▶ **Instructions for the task**: Set down every entry word for word. Omit the pictures.

▶ **Data for the task**:
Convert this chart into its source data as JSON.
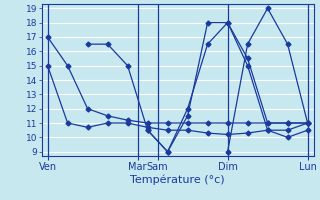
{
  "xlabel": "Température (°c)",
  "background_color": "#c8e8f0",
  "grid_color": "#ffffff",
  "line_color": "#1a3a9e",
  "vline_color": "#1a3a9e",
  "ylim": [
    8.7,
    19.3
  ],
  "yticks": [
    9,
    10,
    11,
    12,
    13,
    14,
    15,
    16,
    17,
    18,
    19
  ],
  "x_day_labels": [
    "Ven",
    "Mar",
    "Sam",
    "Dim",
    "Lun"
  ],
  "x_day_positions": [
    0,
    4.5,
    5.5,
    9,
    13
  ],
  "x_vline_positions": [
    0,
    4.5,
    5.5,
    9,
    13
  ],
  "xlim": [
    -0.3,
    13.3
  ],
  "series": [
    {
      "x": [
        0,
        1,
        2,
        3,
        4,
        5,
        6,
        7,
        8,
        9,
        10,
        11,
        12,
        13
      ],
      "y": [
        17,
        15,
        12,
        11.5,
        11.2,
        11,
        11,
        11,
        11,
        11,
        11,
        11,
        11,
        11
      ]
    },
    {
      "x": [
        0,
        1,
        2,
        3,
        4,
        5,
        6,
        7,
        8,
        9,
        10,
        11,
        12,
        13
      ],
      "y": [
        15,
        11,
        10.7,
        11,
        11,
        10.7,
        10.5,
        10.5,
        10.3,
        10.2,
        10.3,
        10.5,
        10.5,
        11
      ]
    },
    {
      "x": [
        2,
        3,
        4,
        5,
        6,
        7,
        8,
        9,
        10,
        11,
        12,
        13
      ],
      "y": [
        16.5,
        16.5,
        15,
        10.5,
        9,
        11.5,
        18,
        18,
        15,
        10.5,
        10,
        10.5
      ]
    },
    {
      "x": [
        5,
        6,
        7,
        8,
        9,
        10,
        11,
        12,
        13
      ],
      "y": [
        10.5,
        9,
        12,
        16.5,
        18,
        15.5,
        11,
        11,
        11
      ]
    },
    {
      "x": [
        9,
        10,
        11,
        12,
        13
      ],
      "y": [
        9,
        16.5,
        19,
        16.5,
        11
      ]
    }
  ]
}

▶ **Problem solution**:
Convert this chart into its source data as JSON.
{
  "xlabel": "Température (°c)",
  "background_color": "#c8e8f0",
  "grid_color": "#ffffff",
  "line_color": "#1a3a9e",
  "vline_color": "#1a3a9e",
  "ylim": [
    8.7,
    19.3
  ],
  "yticks": [
    9,
    10,
    11,
    12,
    13,
    14,
    15,
    16,
    17,
    18,
    19
  ],
  "x_day_labels": [
    "Ven",
    "Mar",
    "Sam",
    "Dim",
    "Lun"
  ],
  "x_day_positions": [
    0,
    4.5,
    5.5,
    9,
    13
  ],
  "x_vline_positions": [
    0,
    4.5,
    5.5,
    9,
    13
  ],
  "xlim": [
    -0.3,
    13.3
  ],
  "series": [
    {
      "x": [
        0,
        1,
        2,
        3,
        4,
        5,
        6,
        7,
        8,
        9,
        10,
        11,
        12,
        13
      ],
      "y": [
        17,
        15,
        12,
        11.5,
        11.2,
        11,
        11,
        11,
        11,
        11,
        11,
        11,
        11,
        11
      ]
    },
    {
      "x": [
        0,
        1,
        2,
        3,
        4,
        5,
        6,
        7,
        8,
        9,
        10,
        11,
        12,
        13
      ],
      "y": [
        15,
        11,
        10.7,
        11,
        11,
        10.7,
        10.5,
        10.5,
        10.3,
        10.2,
        10.3,
        10.5,
        10.5,
        11
      ]
    },
    {
      "x": [
        2,
        3,
        4,
        5,
        6,
        7,
        8,
        9,
        10,
        11,
        12,
        13
      ],
      "y": [
        16.5,
        16.5,
        15,
        10.5,
        9,
        11.5,
        18,
        18,
        15,
        10.5,
        10,
        10.5
      ]
    },
    {
      "x": [
        5,
        6,
        7,
        8,
        9,
        10,
        11,
        12,
        13
      ],
      "y": [
        10.5,
        9,
        12,
        16.5,
        18,
        15.5,
        11,
        11,
        11
      ]
    },
    {
      "x": [
        9,
        10,
        11,
        12,
        13
      ],
      "y": [
        9,
        16.5,
        19,
        16.5,
        11
      ]
    }
  ]
}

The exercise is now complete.